◆ **The task**
Gather up every line that includes the string "معدل".

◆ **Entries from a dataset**
* * * *
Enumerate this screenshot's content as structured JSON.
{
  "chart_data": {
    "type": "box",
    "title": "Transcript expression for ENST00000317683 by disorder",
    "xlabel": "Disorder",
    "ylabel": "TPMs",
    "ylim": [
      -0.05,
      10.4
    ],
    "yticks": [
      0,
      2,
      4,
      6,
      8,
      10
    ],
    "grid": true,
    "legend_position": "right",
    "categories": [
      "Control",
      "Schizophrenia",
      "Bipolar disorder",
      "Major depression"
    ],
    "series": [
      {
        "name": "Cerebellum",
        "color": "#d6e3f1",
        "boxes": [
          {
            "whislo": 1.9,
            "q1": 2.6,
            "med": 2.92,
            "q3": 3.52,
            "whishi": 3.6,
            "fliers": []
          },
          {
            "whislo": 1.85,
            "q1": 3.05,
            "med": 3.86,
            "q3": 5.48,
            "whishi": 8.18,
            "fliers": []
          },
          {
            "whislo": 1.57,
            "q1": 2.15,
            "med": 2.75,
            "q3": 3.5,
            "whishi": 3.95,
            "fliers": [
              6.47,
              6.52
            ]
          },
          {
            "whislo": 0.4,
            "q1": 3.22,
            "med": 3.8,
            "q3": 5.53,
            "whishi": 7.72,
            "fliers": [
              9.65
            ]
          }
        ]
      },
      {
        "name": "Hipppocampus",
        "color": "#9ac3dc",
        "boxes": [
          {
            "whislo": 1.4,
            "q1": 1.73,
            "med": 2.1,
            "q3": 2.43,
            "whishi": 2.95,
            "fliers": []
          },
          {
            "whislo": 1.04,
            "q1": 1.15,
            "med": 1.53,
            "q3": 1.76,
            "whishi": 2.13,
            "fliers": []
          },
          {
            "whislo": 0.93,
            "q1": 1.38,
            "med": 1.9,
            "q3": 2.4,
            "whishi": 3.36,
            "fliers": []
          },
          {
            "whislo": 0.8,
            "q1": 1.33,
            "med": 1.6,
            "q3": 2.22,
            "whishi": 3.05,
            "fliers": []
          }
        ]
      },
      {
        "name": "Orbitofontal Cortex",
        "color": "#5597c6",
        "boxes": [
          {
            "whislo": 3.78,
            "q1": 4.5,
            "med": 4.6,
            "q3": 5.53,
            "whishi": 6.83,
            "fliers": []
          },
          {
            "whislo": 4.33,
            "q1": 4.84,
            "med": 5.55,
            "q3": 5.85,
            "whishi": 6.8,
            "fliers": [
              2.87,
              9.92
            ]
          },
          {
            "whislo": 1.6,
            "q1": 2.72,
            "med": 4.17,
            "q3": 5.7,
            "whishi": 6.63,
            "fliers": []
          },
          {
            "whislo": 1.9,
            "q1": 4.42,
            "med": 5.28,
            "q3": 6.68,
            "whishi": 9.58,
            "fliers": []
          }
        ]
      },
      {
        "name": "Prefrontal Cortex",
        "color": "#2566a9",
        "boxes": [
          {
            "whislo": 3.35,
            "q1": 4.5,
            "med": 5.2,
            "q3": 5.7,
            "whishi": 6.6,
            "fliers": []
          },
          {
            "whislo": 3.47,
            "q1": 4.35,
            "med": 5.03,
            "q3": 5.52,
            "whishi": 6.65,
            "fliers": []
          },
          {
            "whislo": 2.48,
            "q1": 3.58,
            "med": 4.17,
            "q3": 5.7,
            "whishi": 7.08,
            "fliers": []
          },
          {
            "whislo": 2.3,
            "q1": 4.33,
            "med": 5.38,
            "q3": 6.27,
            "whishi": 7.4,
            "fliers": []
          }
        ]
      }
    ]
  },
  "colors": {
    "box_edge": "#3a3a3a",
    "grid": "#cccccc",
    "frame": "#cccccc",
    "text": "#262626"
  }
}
* * * *
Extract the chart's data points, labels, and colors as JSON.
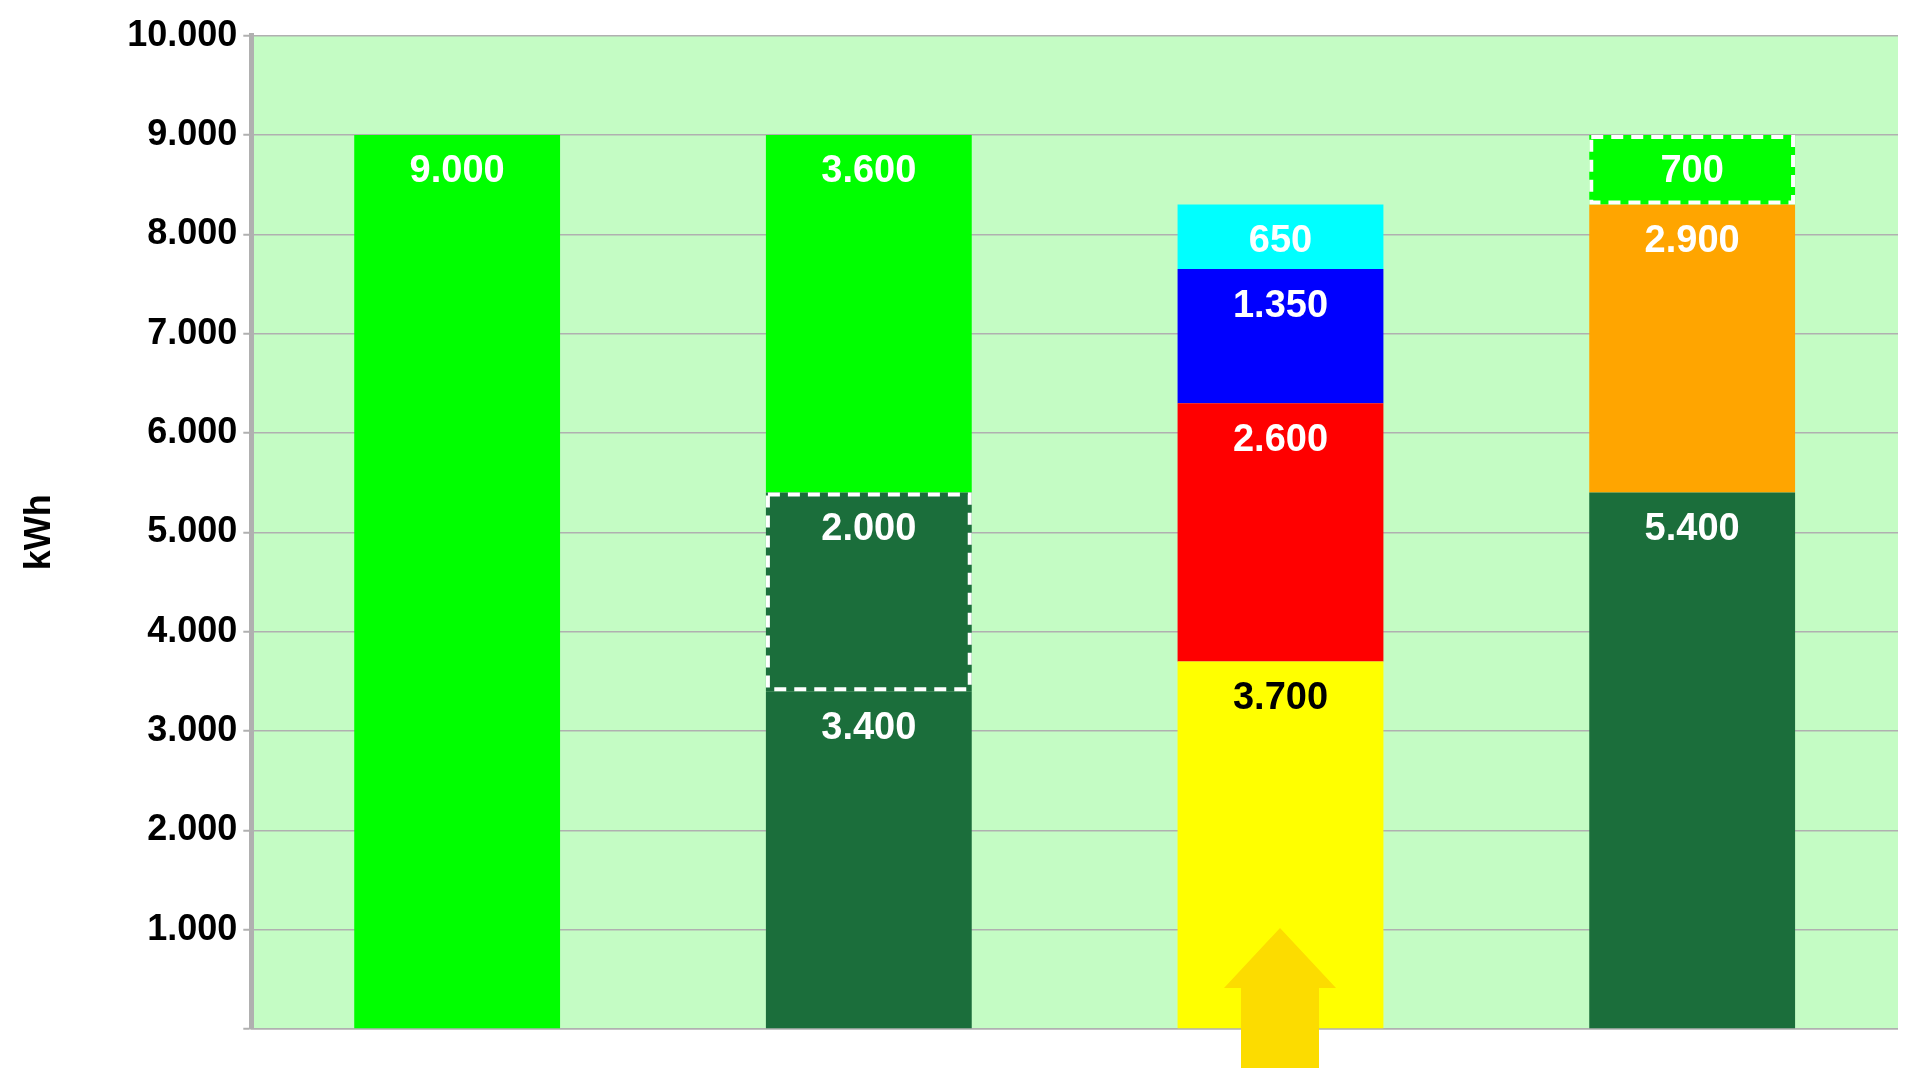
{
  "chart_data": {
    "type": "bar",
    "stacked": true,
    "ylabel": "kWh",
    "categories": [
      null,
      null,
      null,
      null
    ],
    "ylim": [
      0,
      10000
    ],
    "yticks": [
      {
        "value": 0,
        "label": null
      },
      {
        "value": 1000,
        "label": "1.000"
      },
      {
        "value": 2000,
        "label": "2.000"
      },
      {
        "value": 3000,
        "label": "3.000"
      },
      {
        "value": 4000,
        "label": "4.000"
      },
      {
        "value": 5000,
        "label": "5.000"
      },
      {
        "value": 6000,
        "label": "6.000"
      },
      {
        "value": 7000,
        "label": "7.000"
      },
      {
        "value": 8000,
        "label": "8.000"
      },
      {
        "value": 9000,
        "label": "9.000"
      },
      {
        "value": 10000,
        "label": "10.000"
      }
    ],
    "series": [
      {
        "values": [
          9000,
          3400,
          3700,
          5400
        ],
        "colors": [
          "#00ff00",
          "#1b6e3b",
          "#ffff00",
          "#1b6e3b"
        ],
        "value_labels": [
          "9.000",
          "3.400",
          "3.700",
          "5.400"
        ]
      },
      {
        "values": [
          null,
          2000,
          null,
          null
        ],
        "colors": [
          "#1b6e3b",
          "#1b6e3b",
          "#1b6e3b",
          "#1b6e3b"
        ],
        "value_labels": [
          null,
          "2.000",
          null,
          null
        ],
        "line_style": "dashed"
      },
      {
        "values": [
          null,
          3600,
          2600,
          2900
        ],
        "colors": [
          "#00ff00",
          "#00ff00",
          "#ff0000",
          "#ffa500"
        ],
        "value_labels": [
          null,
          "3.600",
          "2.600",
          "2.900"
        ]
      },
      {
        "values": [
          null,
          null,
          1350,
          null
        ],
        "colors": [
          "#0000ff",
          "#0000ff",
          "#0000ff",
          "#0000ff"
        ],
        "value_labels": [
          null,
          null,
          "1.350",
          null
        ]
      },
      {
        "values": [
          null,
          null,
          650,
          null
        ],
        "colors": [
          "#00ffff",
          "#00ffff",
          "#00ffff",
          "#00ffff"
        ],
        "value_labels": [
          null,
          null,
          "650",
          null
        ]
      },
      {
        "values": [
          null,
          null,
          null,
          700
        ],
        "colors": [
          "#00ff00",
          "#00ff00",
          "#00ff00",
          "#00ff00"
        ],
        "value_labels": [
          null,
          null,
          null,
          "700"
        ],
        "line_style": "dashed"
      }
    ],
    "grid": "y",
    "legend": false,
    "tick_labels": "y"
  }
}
* * * *
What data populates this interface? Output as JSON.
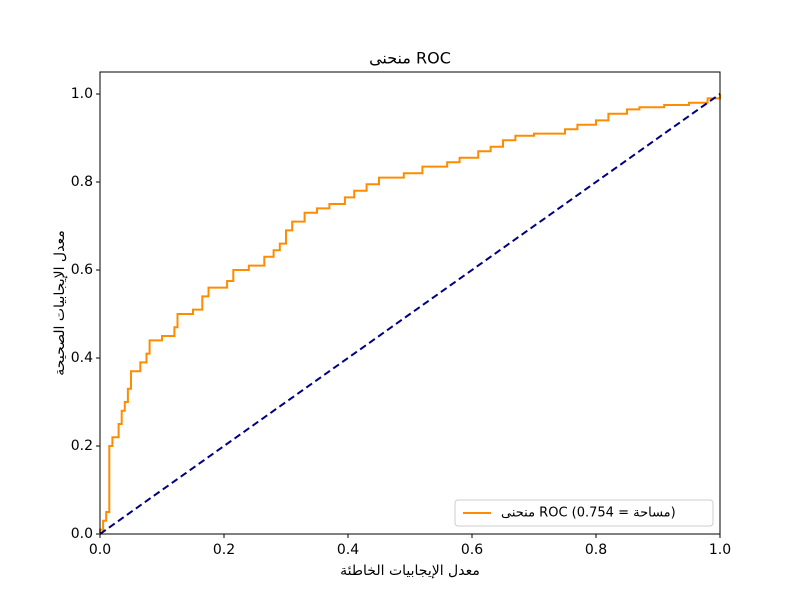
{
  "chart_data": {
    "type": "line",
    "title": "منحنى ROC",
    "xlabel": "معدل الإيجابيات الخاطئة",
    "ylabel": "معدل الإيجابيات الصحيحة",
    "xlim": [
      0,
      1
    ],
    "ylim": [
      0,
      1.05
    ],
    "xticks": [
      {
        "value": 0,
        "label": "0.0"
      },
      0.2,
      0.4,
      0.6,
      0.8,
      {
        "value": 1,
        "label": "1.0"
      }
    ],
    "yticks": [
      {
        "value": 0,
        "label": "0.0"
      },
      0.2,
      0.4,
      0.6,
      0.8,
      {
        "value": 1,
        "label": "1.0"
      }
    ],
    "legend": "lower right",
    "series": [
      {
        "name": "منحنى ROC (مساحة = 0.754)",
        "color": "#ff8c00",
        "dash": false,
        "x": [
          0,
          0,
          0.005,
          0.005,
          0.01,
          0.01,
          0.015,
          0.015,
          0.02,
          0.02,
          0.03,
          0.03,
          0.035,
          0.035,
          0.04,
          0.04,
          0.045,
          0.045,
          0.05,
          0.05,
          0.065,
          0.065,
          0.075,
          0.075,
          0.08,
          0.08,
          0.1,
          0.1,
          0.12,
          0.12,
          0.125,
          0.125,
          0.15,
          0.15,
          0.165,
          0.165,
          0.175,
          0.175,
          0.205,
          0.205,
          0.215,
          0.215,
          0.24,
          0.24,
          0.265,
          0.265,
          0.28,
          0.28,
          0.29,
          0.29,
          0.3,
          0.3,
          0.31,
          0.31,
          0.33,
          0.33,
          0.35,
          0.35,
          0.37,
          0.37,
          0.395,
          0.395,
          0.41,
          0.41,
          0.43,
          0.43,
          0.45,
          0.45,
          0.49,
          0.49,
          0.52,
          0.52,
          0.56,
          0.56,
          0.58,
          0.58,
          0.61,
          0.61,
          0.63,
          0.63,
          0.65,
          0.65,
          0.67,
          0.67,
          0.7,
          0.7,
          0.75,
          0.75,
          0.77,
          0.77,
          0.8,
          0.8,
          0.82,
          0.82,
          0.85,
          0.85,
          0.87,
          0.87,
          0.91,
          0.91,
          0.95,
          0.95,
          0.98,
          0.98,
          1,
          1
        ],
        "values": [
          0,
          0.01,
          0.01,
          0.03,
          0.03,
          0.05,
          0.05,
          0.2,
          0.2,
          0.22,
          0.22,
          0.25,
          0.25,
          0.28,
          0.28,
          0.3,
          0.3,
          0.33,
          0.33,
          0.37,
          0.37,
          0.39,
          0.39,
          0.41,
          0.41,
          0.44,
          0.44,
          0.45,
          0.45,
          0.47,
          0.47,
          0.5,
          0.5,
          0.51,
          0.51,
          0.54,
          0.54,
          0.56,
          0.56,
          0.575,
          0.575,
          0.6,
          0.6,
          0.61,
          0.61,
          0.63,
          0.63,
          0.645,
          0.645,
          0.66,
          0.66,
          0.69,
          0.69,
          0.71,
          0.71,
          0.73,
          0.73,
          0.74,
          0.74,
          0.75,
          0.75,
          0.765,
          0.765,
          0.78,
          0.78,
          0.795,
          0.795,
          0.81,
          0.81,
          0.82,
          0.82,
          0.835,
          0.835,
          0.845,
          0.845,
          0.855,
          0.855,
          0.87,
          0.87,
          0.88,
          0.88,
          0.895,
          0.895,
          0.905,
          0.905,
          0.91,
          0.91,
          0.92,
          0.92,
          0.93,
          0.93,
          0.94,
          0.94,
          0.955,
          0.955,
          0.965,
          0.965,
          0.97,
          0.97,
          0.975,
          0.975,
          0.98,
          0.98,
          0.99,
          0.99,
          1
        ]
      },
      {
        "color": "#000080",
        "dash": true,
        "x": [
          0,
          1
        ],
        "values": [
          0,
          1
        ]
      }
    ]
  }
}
* * * *
◆ **Written answer**
    "xlabel": "معدل الإيجابيات الخاطئة",
    "ylabel": "معدل الإيجابيات الصحيحة",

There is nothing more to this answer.